Work instruction:
Your reply should reproduce each entry exactly and contain no pictures.

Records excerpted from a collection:
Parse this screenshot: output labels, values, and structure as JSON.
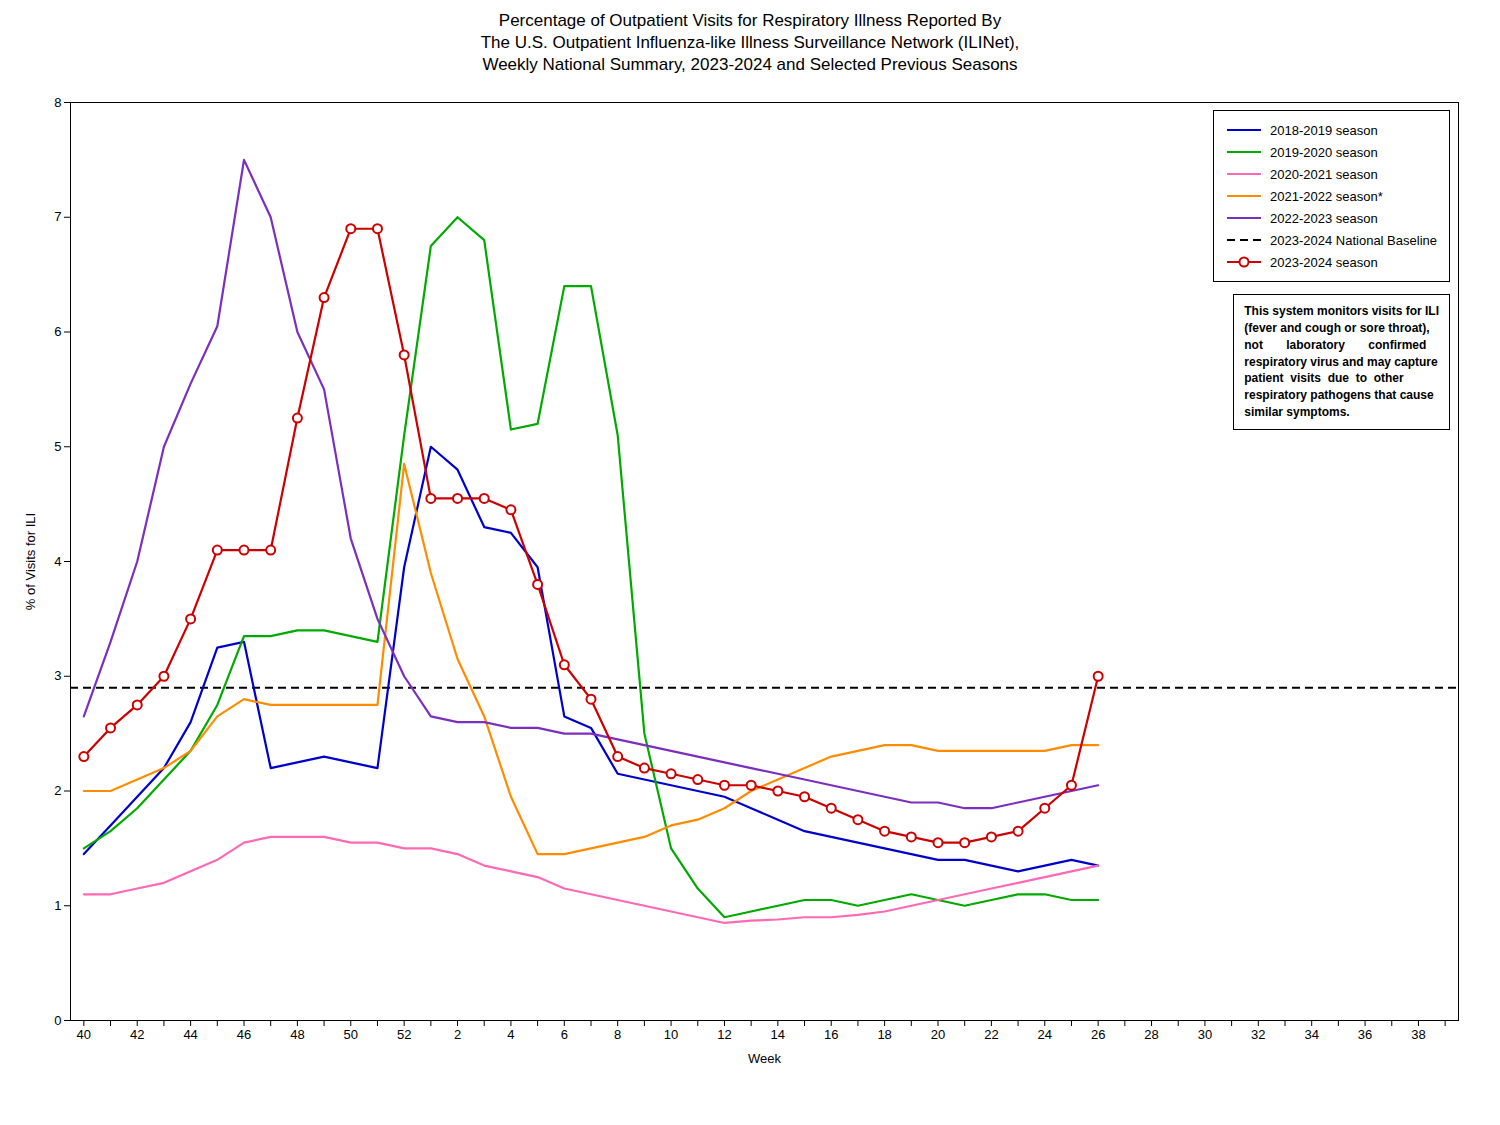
{
  "chart_data": {
    "type": "line",
    "title": "Percentage of Outpatient Visits for Respiratory Illness Reported By\nThe U.S. Outpatient Influenza-like Illness Surveillance Network (ILINet),\nWeekly National Summary, 2023-2024 and Selected Previous Seasons",
    "xlabel": "Week",
    "ylabel": "% of Visits for ILI",
    "ylim": [
      0,
      8
    ],
    "yticks": [
      0,
      1,
      2,
      3,
      4,
      5,
      6,
      7,
      8
    ],
    "legend": "upper right",
    "annotation": "This system monitors visits for ILI\n(fever and cough or sore throat),\nnot       laboratory       confirmed\nrespiratory virus and may capture\npatient  visits  due  to  other\nrespiratory pathogens that cause\nsimilar symptoms.",
    "categories": [
      "40",
      null,
      "42",
      null,
      "44",
      null,
      "46",
      null,
      "48",
      null,
      "50",
      null,
      "52",
      null,
      "2",
      null,
      "4",
      null,
      "6",
      null,
      "8",
      null,
      "10",
      null,
      "12",
      null,
      "14",
      null,
      "16",
      null,
      "18",
      null,
      "20",
      null,
      "22",
      null,
      "24",
      null,
      "26",
      null,
      "28",
      null,
      "30",
      null,
      "32",
      null,
      "34",
      null,
      "36",
      null,
      "38",
      null
    ],
    "series": [
      {
        "name": "2018-2019 season",
        "color": "#0000CC",
        "values": [
          1.45,
          1.7,
          1.95,
          2.2,
          2.6,
          3.25,
          3.3,
          2.2,
          2.25,
          2.3,
          2.25,
          2.2,
          3.95,
          5.0,
          4.8,
          4.3,
          4.25,
          3.95,
          2.65,
          2.55,
          2.15,
          2.1,
          2.05,
          2.0,
          1.95,
          1.85,
          1.75,
          1.65,
          1.6,
          1.55,
          1.5,
          1.45,
          1.4,
          1.4,
          1.35,
          1.3,
          1.35,
          1.4,
          1.35,
          null,
          null,
          null,
          null,
          null,
          null,
          null,
          null,
          null,
          null,
          null,
          null,
          null
        ]
      },
      {
        "name": "2019-2020 season",
        "color": "#00AA00",
        "values": [
          1.5,
          1.65,
          1.85,
          2.1,
          2.35,
          2.75,
          3.35,
          3.35,
          3.4,
          3.4,
          3.35,
          3.3,
          5.1,
          6.75,
          7.0,
          6.8,
          5.15,
          5.2,
          6.4,
          6.4,
          5.1,
          2.5,
          1.5,
          1.15,
          0.9,
          0.95,
          1.0,
          1.05,
          1.05,
          1.0,
          1.05,
          1.1,
          1.05,
          1.0,
          1.05,
          1.1,
          1.1,
          1.05,
          1.05,
          null,
          null,
          null,
          null,
          null,
          null,
          null,
          null,
          null,
          null,
          null,
          null,
          null
        ]
      },
      {
        "name": "2020-2021 season",
        "color": "#FF69B4",
        "values": [
          1.1,
          1.1,
          1.15,
          1.2,
          1.3,
          1.4,
          1.55,
          1.6,
          1.6,
          1.6,
          1.55,
          1.55,
          1.5,
          1.5,
          1.45,
          1.35,
          1.3,
          1.25,
          1.15,
          1.1,
          1.05,
          1.0,
          0.95,
          0.9,
          0.85,
          0.87,
          0.88,
          0.9,
          0.9,
          0.92,
          0.95,
          1.0,
          1.05,
          1.1,
          1.15,
          1.2,
          1.25,
          1.3,
          1.35,
          null,
          null,
          null,
          null,
          null,
          null,
          null,
          null,
          null,
          null,
          null,
          null,
          null
        ]
      },
      {
        "name": "2021-2022 season*",
        "color": "#FF8C00",
        "values": [
          2.0,
          2.0,
          2.1,
          2.2,
          2.35,
          2.65,
          2.8,
          2.75,
          2.75,
          2.75,
          2.75,
          2.75,
          4.85,
          3.9,
          3.15,
          2.65,
          1.95,
          1.45,
          1.45,
          1.5,
          1.55,
          1.6,
          1.7,
          1.75,
          1.85,
          2.0,
          2.1,
          2.2,
          2.3,
          2.35,
          2.4,
          2.4,
          2.35,
          2.35,
          2.35,
          2.35,
          2.35,
          2.4,
          2.4,
          null,
          null,
          null,
          null,
          null,
          null,
          null,
          null,
          null,
          null,
          null,
          null,
          null
        ]
      },
      {
        "name": "2022-2023 season",
        "color": "#7B2FBE",
        "values": [
          2.65,
          3.3,
          4.0,
          5.0,
          5.55,
          6.05,
          7.5,
          7.0,
          6.0,
          5.5,
          4.2,
          3.5,
          3.0,
          2.65,
          2.6,
          2.6,
          2.55,
          2.55,
          2.5,
          2.5,
          2.45,
          2.4,
          2.35,
          2.3,
          2.25,
          2.2,
          2.15,
          2.1,
          2.05,
          2.0,
          1.95,
          1.9,
          1.9,
          1.85,
          1.85,
          1.9,
          1.95,
          2.0,
          2.05,
          null,
          null,
          null,
          null,
          null,
          null,
          null,
          null,
          null,
          null,
          null,
          null,
          null
        ]
      },
      {
        "name": "2023-2024 National Baseline",
        "type": "rule",
        "color": "#000000",
        "line_style": "dashed",
        "value": 2.9
      },
      {
        "name": "2023-2024 season",
        "color": "#CC0000",
        "marker": "circle",
        "values": [
          2.3,
          2.55,
          2.75,
          3.0,
          3.5,
          4.1,
          4.1,
          4.1,
          5.25,
          6.3,
          6.9,
          6.9,
          5.8,
          4.55,
          4.55,
          4.55,
          4.45,
          3.8,
          3.1,
          2.8,
          2.3,
          2.2,
          2.15,
          2.1,
          2.05,
          2.05,
          2.0,
          1.95,
          1.85,
          1.75,
          1.65,
          1.6,
          1.55,
          1.55,
          1.6,
          1.65,
          1.85,
          2.05,
          3.0,
          null,
          null,
          null,
          null,
          null,
          null,
          null,
          null,
          null,
          null,
          null,
          null,
          null
        ]
      }
    ]
  }
}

Answer area:
Parse this screenshot: output labels, values, and structure as JSON.
{
  "chart_data": {
    "type": "line",
    "title": "Percentage of Outpatient Visits for Respiratory Illness Reported By\nThe U.S. Outpatient Influenza-like Illness Surveillance Network (ILINet),\nWeekly National Summary, 2023-2024 and Selected Previous Seasons",
    "xlabel": "Week",
    "ylabel": "% of Visits for ILI",
    "ylim": [
      0,
      8
    ],
    "yticks": [
      0,
      1,
      2,
      3,
      4,
      5,
      6,
      7,
      8
    ],
    "legend": "upper right",
    "annotation": "This system monitors visits for ILI\n(fever and cough or sore throat),\nnot       laboratory       confirmed\nrespiratory virus and may capture\npatient  visits  due  to  other\nrespiratory pathogens that cause\nsimilar symptoms.",
    "categories": [
      "40",
      null,
      "42",
      null,
      "44",
      null,
      "46",
      null,
      "48",
      null,
      "50",
      null,
      "52",
      null,
      "2",
      null,
      "4",
      null,
      "6",
      null,
      "8",
      null,
      "10",
      null,
      "12",
      null,
      "14",
      null,
      "16",
      null,
      "18",
      null,
      "20",
      null,
      "22",
      null,
      "24",
      null,
      "26",
      null,
      "28",
      null,
      "30",
      null,
      "32",
      null,
      "34",
      null,
      "36",
      null,
      "38",
      null
    ],
    "series": [
      {
        "name": "2018-2019 season",
        "color": "#0000CC",
        "values": [
          1.45,
          1.7,
          1.95,
          2.2,
          2.6,
          3.25,
          3.3,
          2.2,
          2.25,
          2.3,
          2.25,
          2.2,
          3.95,
          5.0,
          4.8,
          4.3,
          4.25,
          3.95,
          2.65,
          2.55,
          2.15,
          2.1,
          2.05,
          2.0,
          1.95,
          1.85,
          1.75,
          1.65,
          1.6,
          1.55,
          1.5,
          1.45,
          1.4,
          1.4,
          1.35,
          1.3,
          1.35,
          1.4,
          1.35,
          null,
          null,
          null,
          null,
          null,
          null,
          null,
          null,
          null,
          null,
          null,
          null,
          null
        ]
      },
      {
        "name": "2019-2020 season",
        "color": "#00AA00",
        "values": [
          1.5,
          1.65,
          1.85,
          2.1,
          2.35,
          2.75,
          3.35,
          3.35,
          3.4,
          3.4,
          3.35,
          3.3,
          5.1,
          6.75,
          7.0,
          6.8,
          5.15,
          5.2,
          6.4,
          6.4,
          5.1,
          2.5,
          1.5,
          1.15,
          0.9,
          0.95,
          1.0,
          1.05,
          1.05,
          1.0,
          1.05,
          1.1,
          1.05,
          1.0,
          1.05,
          1.1,
          1.1,
          1.05,
          1.05,
          null,
          null,
          null,
          null,
          null,
          null,
          null,
          null,
          null,
          null,
          null,
          null,
          null
        ]
      },
      {
        "name": "2020-2021 season",
        "color": "#FF69B4",
        "values": [
          1.1,
          1.1,
          1.15,
          1.2,
          1.3,
          1.4,
          1.55,
          1.6,
          1.6,
          1.6,
          1.55,
          1.55,
          1.5,
          1.5,
          1.45,
          1.35,
          1.3,
          1.25,
          1.15,
          1.1,
          1.05,
          1.0,
          0.95,
          0.9,
          0.85,
          0.87,
          0.88,
          0.9,
          0.9,
          0.92,
          0.95,
          1.0,
          1.05,
          1.1,
          1.15,
          1.2,
          1.25,
          1.3,
          1.35,
          null,
          null,
          null,
          null,
          null,
          null,
          null,
          null,
          null,
          null,
          null,
          null,
          null
        ]
      },
      {
        "name": "2021-2022 season*",
        "color": "#FF8C00",
        "values": [
          2.0,
          2.0,
          2.1,
          2.2,
          2.35,
          2.65,
          2.8,
          2.75,
          2.75,
          2.75,
          2.75,
          2.75,
          4.85,
          3.9,
          3.15,
          2.65,
          1.95,
          1.45,
          1.45,
          1.5,
          1.55,
          1.6,
          1.7,
          1.75,
          1.85,
          2.0,
          2.1,
          2.2,
          2.3,
          2.35,
          2.4,
          2.4,
          2.35,
          2.35,
          2.35,
          2.35,
          2.35,
          2.4,
          2.4,
          null,
          null,
          null,
          null,
          null,
          null,
          null,
          null,
          null,
          null,
          null,
          null,
          null
        ]
      },
      {
        "name": "2022-2023 season",
        "color": "#7B2FBE",
        "values": [
          2.65,
          3.3,
          4.0,
          5.0,
          5.55,
          6.05,
          7.5,
          7.0,
          6.0,
          5.5,
          4.2,
          3.5,
          3.0,
          2.65,
          2.6,
          2.6,
          2.55,
          2.55,
          2.5,
          2.5,
          2.45,
          2.4,
          2.35,
          2.3,
          2.25,
          2.2,
          2.15,
          2.1,
          2.05,
          2.0,
          1.95,
          1.9,
          1.9,
          1.85,
          1.85,
          1.9,
          1.95,
          2.0,
          2.05,
          null,
          null,
          null,
          null,
          null,
          null,
          null,
          null,
          null,
          null,
          null,
          null,
          null
        ]
      },
      {
        "name": "2023-2024 National Baseline",
        "type": "rule",
        "color": "#000000",
        "line_style": "dashed",
        "value": 2.9
      },
      {
        "name": "2023-2024 season",
        "color": "#CC0000",
        "marker": "circle",
        "values": [
          2.3,
          2.55,
          2.75,
          3.0,
          3.5,
          4.1,
          4.1,
          4.1,
          5.25,
          6.3,
          6.9,
          6.9,
          5.8,
          4.55,
          4.55,
          4.55,
          4.45,
          3.8,
          3.1,
          2.8,
          2.3,
          2.2,
          2.15,
          2.1,
          2.05,
          2.05,
          2.0,
          1.95,
          1.85,
          1.75,
          1.65,
          1.6,
          1.55,
          1.55,
          1.6,
          1.65,
          1.85,
          2.05,
          3.0,
          null,
          null,
          null,
          null,
          null,
          null,
          null,
          null,
          null,
          null,
          null,
          null,
          null
        ]
      }
    ]
  }
}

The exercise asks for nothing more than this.